• [実施する課題]:
1 > 銀河英雄伝説のテキストでは、ヤン・ウェンリーにとって最大のライバルは誰とされていますか?
2 > 銀河英雄伝説のテキストから、「銀河英雄伝説に個性的なキャラ」で始まり「いいほどの大きな存在だった。」で終わる部分をそのまま繰り返してください。

── 提供テキスト ──

銀河英雄伝説:オーベルシュタインの最期について、別の暗殺事件から考えてみる

2024-09-29 11:31:36 | 感想など
 
 
 
 
 
 
 
 
銀河英雄伝説に個性的なキャラは多いが、その中でも異彩を放っている一人がオーベルシュタインであることは、ほぼ全員の同意を得られるのではないかと思う。
 
 
ヤン・ウェンリーにとって最大のライバル(好敵手)がラインハルトだったことは言を俟たないが、一方でその対極的存在(思想面や生き方)を考えればオーベルシュタインという答えになる・・・そう言っていいほどの大きな存在だった。
 
 
 
それにしても、こうして考察動画を見返してみると、色々なことが思い出されて大変興味深い。確か小説を初めて読んだのは高校の時だったと思うが、オーベルシュタインがラインハルトに謁見するシーンを読んで、当時は「(王朝を否定する発言から入るなんて)最初から随分と踏み込んだ話をするものだ」などと牧歌的な捉え方をしていた。

───
── 記録データ ──

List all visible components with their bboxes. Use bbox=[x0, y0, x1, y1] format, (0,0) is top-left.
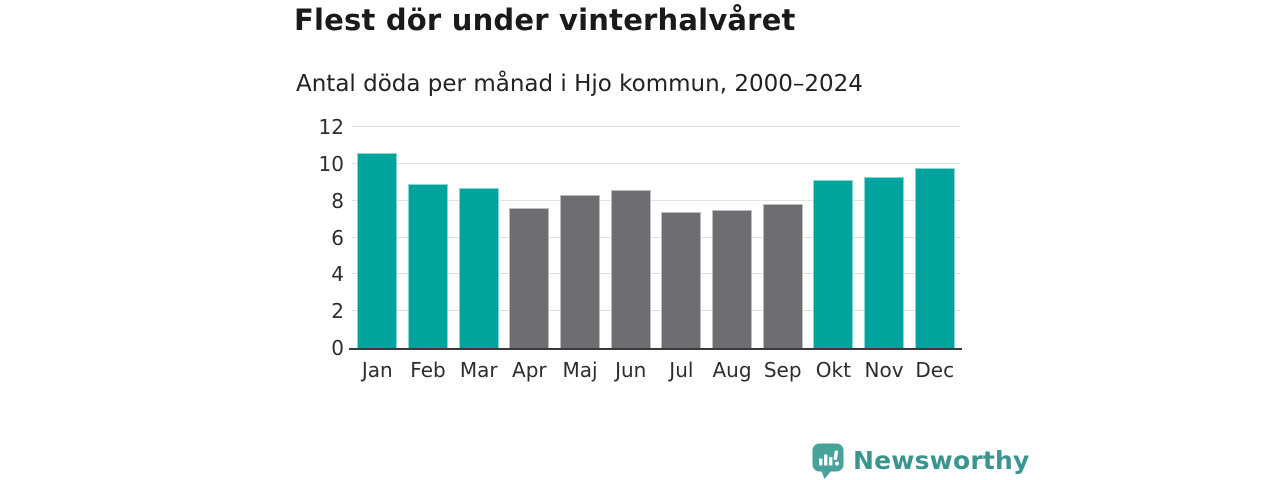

───

• [各課題の解答]:
1 > ラインハルトです。

2 >
銀河英雄伝説に個性的なキャラは多いが、その中でも異彩を放っている一人がオーベルシュタインであることは、ほぼ全員の同意を得られるのではないかと思う。
 
 
ヤン・ウェンリーにとって最大のライバル(好敵手)がラインハルトだったことは言を俟たないが、一方でその対極的存在(思想面や生き方)を考えればオーベルシュタインという答えになる・・・そう言っていいほどの大きな存在だった。